§ **To do**:
Scan the lines below for "的两个函数值"; report the number of lines that contain it, and only that.

[Collected data]

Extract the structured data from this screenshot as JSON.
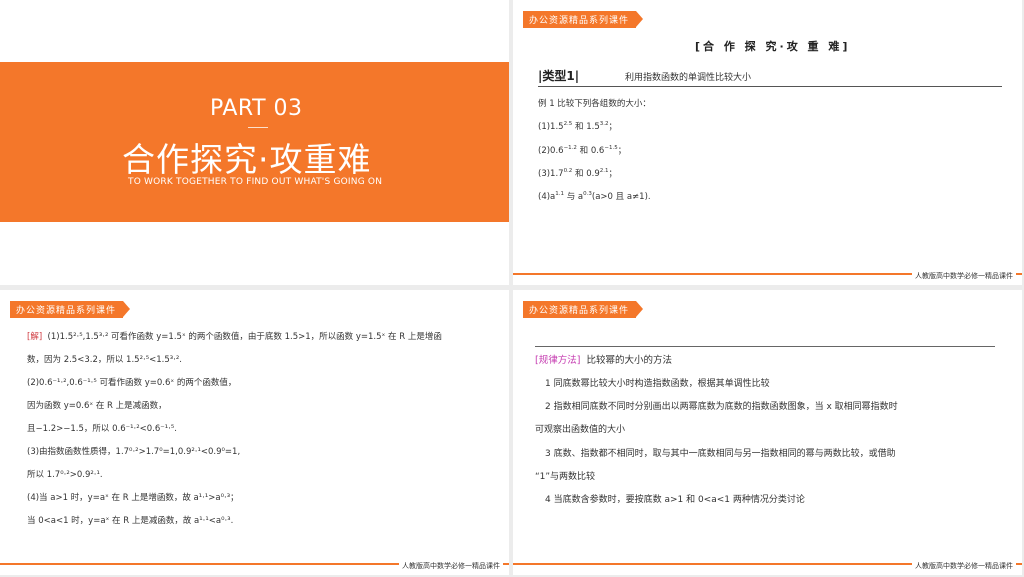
{
  "slide1": {
    "part": "PART 03",
    "title": "合作探究·攻重难",
    "subtitle_en": "TO WORK TOGETHER TO FIND OUT WHAT'S GOING ON"
  },
  "common": {
    "tag": "办公资源精品系列课件",
    "footer": "人教版高中数学必修一精品课件"
  },
  "slide2": {
    "heading": "[合 作 探 究·攻 重 难]",
    "type_label": "|类型1|",
    "type_desc": "利用指数函数的单调性比较大小",
    "example_intro": "例 1  比较下列各组数的大小：",
    "items": [
      {
        "prefix": "(1)1.5",
        "e1": "2.5",
        "mid": "和 1.5",
        "e2": "3.2",
        "suffix": "；"
      },
      {
        "prefix": "(2)0.6",
        "e1": "−1.2",
        "mid": "和 0.6",
        "e2": "−1.5",
        "suffix": "；"
      },
      {
        "prefix": "(3)1.7",
        "e1": "0.2",
        "mid": "和 0.9",
        "e2": "2.1",
        "suffix": "；"
      },
      {
        "prefix": "(4)a",
        "e1": "1.1",
        "mid": "与  a",
        "e2": "0.3",
        "suffix": "(a>0 且 a≠1)."
      }
    ]
  },
  "slide3": {
    "label": "[解]",
    "lines": [
      "(1)1.5²·⁵,1.5³·² 可看作函数 y=1.5ˣ 的两个函数值，由于底数 1.5>1，所以函数 y=1.5ˣ 在 R 上是增函",
      "数，因为 2.5<3.2，所以 1.5²·⁵<1.5³·².",
      "(2)0.6⁻¹·²,0.6⁻¹·⁵ 可看作函数 y=0.6ˣ 的两个函数值，",
      "因为函数 y=0.6ˣ 在 R 上是减函数，",
      "且−1.2>−1.5，所以 0.6⁻¹·²<0.6⁻¹·⁵.",
      "(3)由指数函数性质得，1.7⁰·²>1.7⁰=1,0.9²·¹<0.9⁰=1,",
      "所以 1.7⁰·²>0.9²·¹.",
      "(4)当 a>1 时，y=aˣ 在 R 上是增函数，故 a¹·¹>a⁰·³；",
      "当 0<a<1 时，y=aˣ 在 R 上是减函数，故 a¹·¹<a⁰·³."
    ]
  },
  "slide4": {
    "title_bracket": "[规律方法]",
    "title_text": "比较幂的大小的方法",
    "items": [
      "1    同底数幂比较大小时构造指数函数，根据其单调性比较",
      "2    指数相同底数不同时分别画出以两幂底数为底数的指数函数图象，当 x 取相同幂指数时",
      "可观察出函数值的大小",
      "3    底数、指数都不相同时，取与其中一底数相同与另一指数相同的幂与两数比较，或借助",
      "“1”与两数比较",
      "4    当底数含参数时，要按底数 a>1 和 0<a<1 两种情况分类讨论"
    ]
  },
  "colors": {
    "accent": "#f4772a",
    "label_red": "#d0393f",
    "bracket_magenta": "#c53bb0"
  }
}
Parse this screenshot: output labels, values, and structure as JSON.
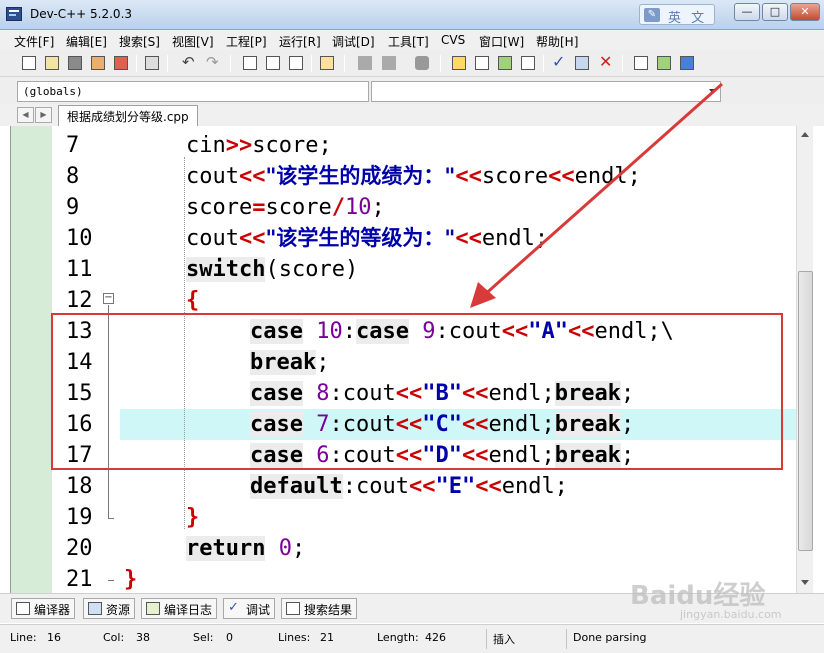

§ **Full output**:
2